» **TASK DESCRIPTION**:
With the images removed, reproduce each entry below word for word.

» **WORKING DATA**:
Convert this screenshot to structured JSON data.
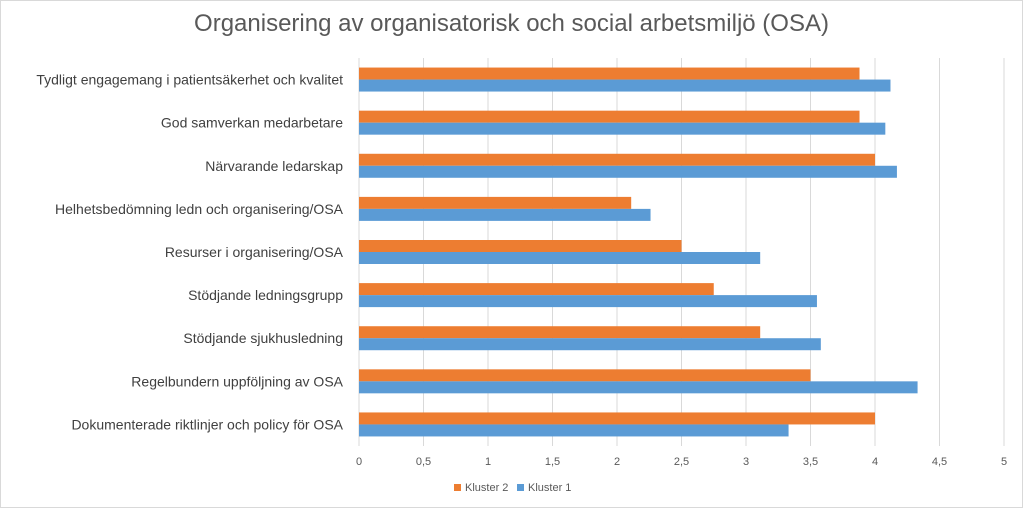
{
  "chart_data": {
    "type": "bar",
    "orientation": "horizontal",
    "title": "Organisering av organisatorisk och social arbetsmiljö (OSA)",
    "categories": [
      "Tydligt engagemang i patientsäkerhet och kvalitet",
      "God samverkan medarbetare",
      "Närvarande ledarskap",
      "Helhetsbedömning ledn och organisering/OSA",
      "Resurser i organisering/OSA",
      "Stödjande ledningsgrupp",
      "Stödjande sjukhusledning ",
      "Regelbundern uppföljning av OSA",
      "Dokumenterade riktlinjer och policy för OSA"
    ],
    "series": [
      {
        "name": "Kluster 2",
        "color": "#ed7d31",
        "values": [
          3.88,
          3.88,
          4.0,
          2.11,
          2.5,
          2.75,
          3.11,
          3.5,
          4.0
        ]
      },
      {
        "name": "Kluster 1",
        "color": "#5b9bd5",
        "values": [
          4.12,
          4.08,
          4.17,
          2.26,
          3.11,
          3.55,
          3.58,
          4.33,
          3.33
        ]
      }
    ],
    "xlim": [
      0,
      5
    ],
    "xticks": [
      "0",
      "0,5",
      "1",
      "1,5",
      "2",
      "2,5",
      "3",
      "3,5",
      "4",
      "4,5",
      "5"
    ],
    "grid": "vertical",
    "legend": "bottom"
  }
}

» **TASK RESPONSE**:
Convert this screenshot to structured JSON data.
{
  "chart_data": {
    "type": "bar",
    "orientation": "horizontal",
    "title": "Organisering av organisatorisk och social arbetsmiljö (OSA)",
    "categories": [
      "Tydligt engagemang i patientsäkerhet och kvalitet",
      "God samverkan medarbetare",
      "Närvarande ledarskap",
      "Helhetsbedömning ledn och organisering/OSA",
      "Resurser i organisering/OSA",
      "Stödjande ledningsgrupp",
      "Stödjande sjukhusledning ",
      "Regelbundern uppföljning av OSA",
      "Dokumenterade riktlinjer och policy för OSA"
    ],
    "series": [
      {
        "name": "Kluster 2",
        "color": "#ed7d31",
        "values": [
          3.88,
          3.88,
          4.0,
          2.11,
          2.5,
          2.75,
          3.11,
          3.5,
          4.0
        ]
      },
      {
        "name": "Kluster 1",
        "color": "#5b9bd5",
        "values": [
          4.12,
          4.08,
          4.17,
          2.26,
          3.11,
          3.55,
          3.58,
          4.33,
          3.33
        ]
      }
    ],
    "xlim": [
      0,
      5
    ],
    "xticks": [
      "0",
      "0,5",
      "1",
      "1,5",
      "2",
      "2,5",
      "3",
      "3,5",
      "4",
      "4,5",
      "5"
    ],
    "grid": "vertical",
    "legend": "bottom"
  }
}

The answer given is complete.